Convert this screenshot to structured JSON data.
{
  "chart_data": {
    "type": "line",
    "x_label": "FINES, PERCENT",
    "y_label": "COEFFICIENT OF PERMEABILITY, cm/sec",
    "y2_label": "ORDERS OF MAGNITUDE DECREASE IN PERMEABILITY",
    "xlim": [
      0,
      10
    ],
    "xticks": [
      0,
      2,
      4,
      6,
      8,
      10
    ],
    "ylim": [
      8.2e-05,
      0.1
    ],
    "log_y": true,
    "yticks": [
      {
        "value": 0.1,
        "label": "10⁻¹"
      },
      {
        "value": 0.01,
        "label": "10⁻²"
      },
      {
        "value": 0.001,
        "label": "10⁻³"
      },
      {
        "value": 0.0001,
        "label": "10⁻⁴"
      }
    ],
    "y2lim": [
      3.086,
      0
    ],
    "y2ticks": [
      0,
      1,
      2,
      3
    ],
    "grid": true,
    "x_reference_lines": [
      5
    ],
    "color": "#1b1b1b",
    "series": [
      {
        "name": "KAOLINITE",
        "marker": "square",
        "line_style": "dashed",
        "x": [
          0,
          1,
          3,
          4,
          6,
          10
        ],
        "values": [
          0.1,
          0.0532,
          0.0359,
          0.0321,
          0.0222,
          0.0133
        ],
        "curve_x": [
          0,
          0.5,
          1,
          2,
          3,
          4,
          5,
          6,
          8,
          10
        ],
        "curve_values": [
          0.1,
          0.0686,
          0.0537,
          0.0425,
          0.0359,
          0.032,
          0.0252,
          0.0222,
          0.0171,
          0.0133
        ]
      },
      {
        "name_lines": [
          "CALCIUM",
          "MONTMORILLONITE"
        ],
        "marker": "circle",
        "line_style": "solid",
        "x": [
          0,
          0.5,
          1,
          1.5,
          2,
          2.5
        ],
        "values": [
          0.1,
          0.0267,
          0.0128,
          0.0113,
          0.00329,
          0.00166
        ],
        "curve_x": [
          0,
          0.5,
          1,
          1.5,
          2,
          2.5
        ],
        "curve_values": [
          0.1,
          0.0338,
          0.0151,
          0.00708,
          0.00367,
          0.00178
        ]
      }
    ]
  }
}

[SET EXERCISE] Which lines in the listing above hold the word "PERMEABILITY"? Show each of them.

[TASK SOLUTION]
    "y_label": "COEFFICIENT OF PERMEABILITY, cm/sec",
    "y2_label": "ORDERS OF MAGNITUDE DECREASE IN PERMEABILITY",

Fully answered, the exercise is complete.